(Excerpts from a figure dataset)
+-------+

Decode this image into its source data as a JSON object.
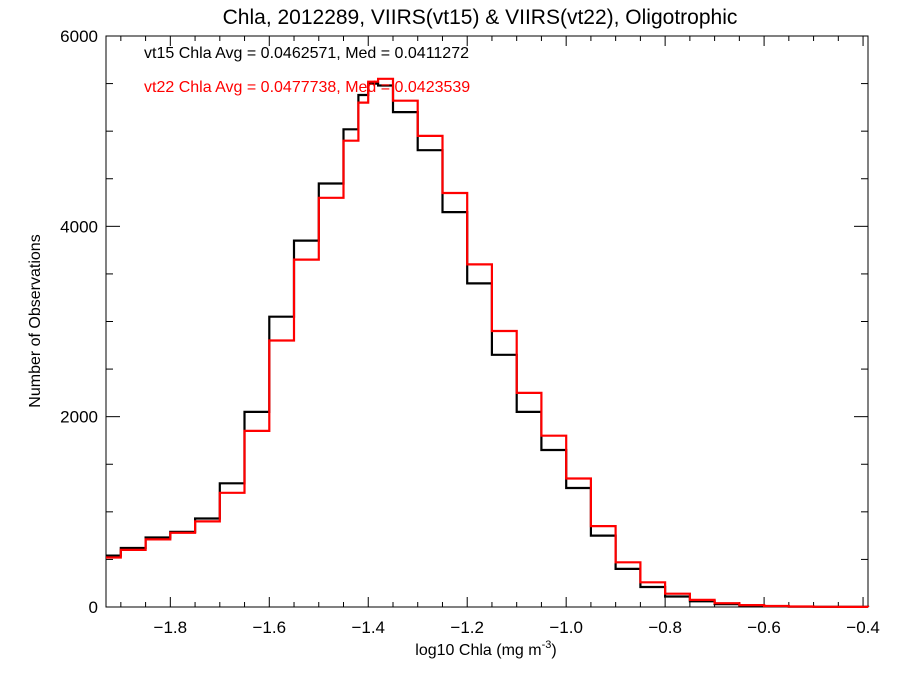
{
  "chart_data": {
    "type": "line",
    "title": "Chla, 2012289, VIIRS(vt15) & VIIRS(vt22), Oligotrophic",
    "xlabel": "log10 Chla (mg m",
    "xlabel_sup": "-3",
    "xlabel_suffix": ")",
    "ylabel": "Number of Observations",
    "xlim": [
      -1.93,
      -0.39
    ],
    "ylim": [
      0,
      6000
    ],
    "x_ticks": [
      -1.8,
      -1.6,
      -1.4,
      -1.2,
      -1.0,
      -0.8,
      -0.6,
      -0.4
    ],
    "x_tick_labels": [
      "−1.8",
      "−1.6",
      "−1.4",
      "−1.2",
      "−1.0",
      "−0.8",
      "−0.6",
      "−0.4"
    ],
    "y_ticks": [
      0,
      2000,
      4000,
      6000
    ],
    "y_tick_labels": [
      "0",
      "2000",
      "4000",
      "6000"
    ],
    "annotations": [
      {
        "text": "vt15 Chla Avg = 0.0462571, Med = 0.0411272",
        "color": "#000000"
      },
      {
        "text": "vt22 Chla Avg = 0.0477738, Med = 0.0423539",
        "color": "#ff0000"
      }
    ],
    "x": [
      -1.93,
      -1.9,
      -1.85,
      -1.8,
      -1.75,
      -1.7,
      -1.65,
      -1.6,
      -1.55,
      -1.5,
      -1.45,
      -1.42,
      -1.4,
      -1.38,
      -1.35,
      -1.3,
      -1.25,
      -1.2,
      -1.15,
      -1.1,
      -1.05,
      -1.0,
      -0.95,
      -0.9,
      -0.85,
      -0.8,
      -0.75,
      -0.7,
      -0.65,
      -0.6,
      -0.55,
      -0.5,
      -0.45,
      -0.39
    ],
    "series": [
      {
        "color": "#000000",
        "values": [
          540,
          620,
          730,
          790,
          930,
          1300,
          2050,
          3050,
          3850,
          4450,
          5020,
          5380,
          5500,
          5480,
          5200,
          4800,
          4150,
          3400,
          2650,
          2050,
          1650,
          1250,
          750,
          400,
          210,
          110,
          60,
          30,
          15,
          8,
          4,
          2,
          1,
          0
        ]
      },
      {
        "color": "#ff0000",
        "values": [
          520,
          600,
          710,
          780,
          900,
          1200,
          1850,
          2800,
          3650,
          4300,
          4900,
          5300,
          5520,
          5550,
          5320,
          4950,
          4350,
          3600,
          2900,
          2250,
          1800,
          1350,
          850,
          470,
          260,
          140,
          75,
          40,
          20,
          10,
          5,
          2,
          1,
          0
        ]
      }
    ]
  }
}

+-------+

Without the pictures, write out every entry precisely as it appears.

* Written response *
Decode this image into its source data as a JSON object.
{
  "chart_data": {
    "type": "line",
    "title": "Chla, 2012289, VIIRS(vt15) & VIIRS(vt22), Oligotrophic",
    "xlabel": "log10 Chla (mg m",
    "xlabel_sup": "-3",
    "xlabel_suffix": ")",
    "ylabel": "Number of Observations",
    "xlim": [
      -1.93,
      -0.39
    ],
    "ylim": [
      0,
      6000
    ],
    "x_ticks": [
      -1.8,
      -1.6,
      -1.4,
      -1.2,
      -1.0,
      -0.8,
      -0.6,
      -0.4
    ],
    "x_tick_labels": [
      "−1.8",
      "−1.6",
      "−1.4",
      "−1.2",
      "−1.0",
      "−0.8",
      "−0.6",
      "−0.4"
    ],
    "y_ticks": [
      0,
      2000,
      4000,
      6000
    ],
    "y_tick_labels": [
      "0",
      "2000",
      "4000",
      "6000"
    ],
    "annotations": [
      {
        "text": "vt15 Chla Avg = 0.0462571, Med = 0.0411272",
        "color": "#000000"
      },
      {
        "text": "vt22 Chla Avg = 0.0477738, Med = 0.0423539",
        "color": "#ff0000"
      }
    ],
    "x": [
      -1.93,
      -1.9,
      -1.85,
      -1.8,
      -1.75,
      -1.7,
      -1.65,
      -1.6,
      -1.55,
      -1.5,
      -1.45,
      -1.42,
      -1.4,
      -1.38,
      -1.35,
      -1.3,
      -1.25,
      -1.2,
      -1.15,
      -1.1,
      -1.05,
      -1.0,
      -0.95,
      -0.9,
      -0.85,
      -0.8,
      -0.75,
      -0.7,
      -0.65,
      -0.6,
      -0.55,
      -0.5,
      -0.45,
      -0.39
    ],
    "series": [
      {
        "color": "#000000",
        "values": [
          540,
          620,
          730,
          790,
          930,
          1300,
          2050,
          3050,
          3850,
          4450,
          5020,
          5380,
          5500,
          5480,
          5200,
          4800,
          4150,
          3400,
          2650,
          2050,
          1650,
          1250,
          750,
          400,
          210,
          110,
          60,
          30,
          15,
          8,
          4,
          2,
          1,
          0
        ]
      },
      {
        "color": "#ff0000",
        "values": [
          520,
          600,
          710,
          780,
          900,
          1200,
          1850,
          2800,
          3650,
          4300,
          4900,
          5300,
          5520,
          5550,
          5320,
          4950,
          4350,
          3600,
          2900,
          2250,
          1800,
          1350,
          850,
          470,
          260,
          140,
          75,
          40,
          20,
          10,
          5,
          2,
          1,
          0
        ]
      }
    ]
  }
}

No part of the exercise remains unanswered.